• Aim: Identify each line below containing the string "jaar" and copy it.
####
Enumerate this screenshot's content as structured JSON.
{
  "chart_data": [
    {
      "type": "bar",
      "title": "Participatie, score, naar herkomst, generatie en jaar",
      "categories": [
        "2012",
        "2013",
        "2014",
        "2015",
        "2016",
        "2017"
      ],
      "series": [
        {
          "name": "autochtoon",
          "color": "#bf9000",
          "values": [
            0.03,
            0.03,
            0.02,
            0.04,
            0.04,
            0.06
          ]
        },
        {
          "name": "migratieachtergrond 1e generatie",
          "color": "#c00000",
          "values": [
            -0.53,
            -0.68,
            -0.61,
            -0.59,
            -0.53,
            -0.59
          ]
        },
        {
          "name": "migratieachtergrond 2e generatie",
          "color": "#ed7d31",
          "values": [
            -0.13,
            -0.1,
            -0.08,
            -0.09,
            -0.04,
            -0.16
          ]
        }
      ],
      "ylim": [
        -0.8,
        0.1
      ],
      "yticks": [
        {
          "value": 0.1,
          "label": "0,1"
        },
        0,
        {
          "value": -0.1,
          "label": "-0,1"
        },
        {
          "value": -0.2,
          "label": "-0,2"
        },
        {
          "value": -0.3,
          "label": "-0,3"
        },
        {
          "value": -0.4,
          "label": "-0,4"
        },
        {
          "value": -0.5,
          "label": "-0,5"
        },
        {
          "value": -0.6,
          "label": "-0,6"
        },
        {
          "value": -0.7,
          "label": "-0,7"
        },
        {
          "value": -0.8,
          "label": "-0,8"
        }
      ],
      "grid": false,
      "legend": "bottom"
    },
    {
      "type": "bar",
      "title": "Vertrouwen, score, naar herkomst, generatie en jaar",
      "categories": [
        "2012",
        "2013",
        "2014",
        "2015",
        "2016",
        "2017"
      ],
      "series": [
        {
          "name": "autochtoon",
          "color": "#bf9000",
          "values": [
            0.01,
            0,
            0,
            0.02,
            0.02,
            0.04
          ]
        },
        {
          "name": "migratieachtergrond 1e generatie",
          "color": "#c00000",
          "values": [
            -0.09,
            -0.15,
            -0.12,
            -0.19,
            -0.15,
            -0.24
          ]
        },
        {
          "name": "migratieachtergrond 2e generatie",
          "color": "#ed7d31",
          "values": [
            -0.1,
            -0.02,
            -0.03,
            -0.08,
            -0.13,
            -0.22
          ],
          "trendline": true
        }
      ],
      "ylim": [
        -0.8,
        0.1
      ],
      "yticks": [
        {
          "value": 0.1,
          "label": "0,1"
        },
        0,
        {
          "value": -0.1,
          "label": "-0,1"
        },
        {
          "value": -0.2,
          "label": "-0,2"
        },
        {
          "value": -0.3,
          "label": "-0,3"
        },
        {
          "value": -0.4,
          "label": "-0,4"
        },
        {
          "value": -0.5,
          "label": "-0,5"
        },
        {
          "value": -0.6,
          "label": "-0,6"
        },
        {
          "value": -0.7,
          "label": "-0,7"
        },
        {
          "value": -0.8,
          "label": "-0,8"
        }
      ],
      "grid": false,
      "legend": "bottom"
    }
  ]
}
####
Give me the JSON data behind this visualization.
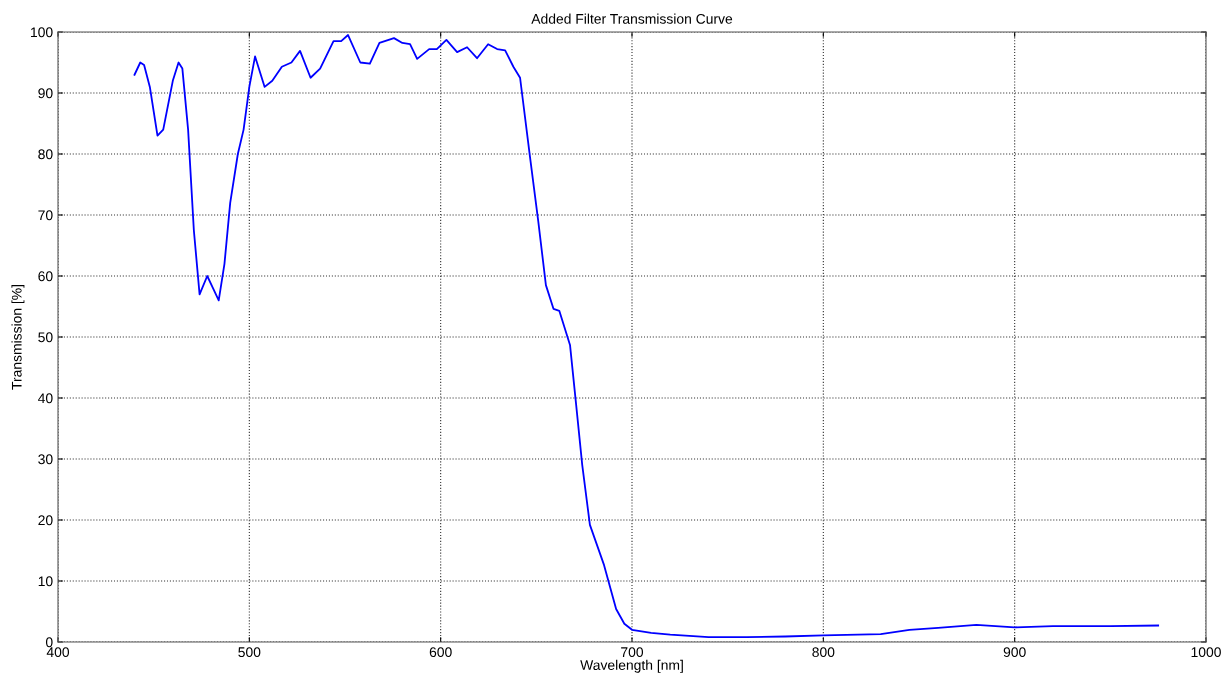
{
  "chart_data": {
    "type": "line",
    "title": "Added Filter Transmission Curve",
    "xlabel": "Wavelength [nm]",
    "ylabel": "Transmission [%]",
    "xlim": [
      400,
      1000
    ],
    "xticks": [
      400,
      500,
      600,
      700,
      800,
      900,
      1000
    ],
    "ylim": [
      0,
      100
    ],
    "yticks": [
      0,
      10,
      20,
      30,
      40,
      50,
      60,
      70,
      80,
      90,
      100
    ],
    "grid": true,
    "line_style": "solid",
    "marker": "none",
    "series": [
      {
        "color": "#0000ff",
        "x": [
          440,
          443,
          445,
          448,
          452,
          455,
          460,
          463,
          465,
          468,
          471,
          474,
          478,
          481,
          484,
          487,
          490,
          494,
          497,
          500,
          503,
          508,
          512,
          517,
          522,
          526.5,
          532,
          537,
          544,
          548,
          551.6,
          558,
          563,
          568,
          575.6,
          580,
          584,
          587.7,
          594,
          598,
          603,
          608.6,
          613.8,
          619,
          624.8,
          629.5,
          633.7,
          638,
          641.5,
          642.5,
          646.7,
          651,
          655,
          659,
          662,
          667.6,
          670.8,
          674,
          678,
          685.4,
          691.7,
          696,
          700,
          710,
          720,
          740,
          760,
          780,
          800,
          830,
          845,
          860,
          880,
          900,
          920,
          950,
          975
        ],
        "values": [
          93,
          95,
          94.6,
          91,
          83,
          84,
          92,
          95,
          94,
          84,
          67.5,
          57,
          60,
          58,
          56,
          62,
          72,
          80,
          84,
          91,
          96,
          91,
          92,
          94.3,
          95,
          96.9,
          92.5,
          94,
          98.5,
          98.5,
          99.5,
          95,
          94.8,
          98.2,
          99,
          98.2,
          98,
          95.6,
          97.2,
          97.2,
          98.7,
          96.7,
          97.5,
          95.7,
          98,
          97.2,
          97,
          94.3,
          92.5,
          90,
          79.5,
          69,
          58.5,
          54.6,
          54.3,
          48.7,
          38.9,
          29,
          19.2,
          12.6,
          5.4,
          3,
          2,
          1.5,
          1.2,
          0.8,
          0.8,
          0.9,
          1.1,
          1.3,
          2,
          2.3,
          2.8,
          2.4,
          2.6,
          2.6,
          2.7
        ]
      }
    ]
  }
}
####
• Written reply:
      "title": "Participatie, score, naar herkomst, generatie en jaar",
      "title": "Vertrouwen, score, naar herkomst, generatie en jaar",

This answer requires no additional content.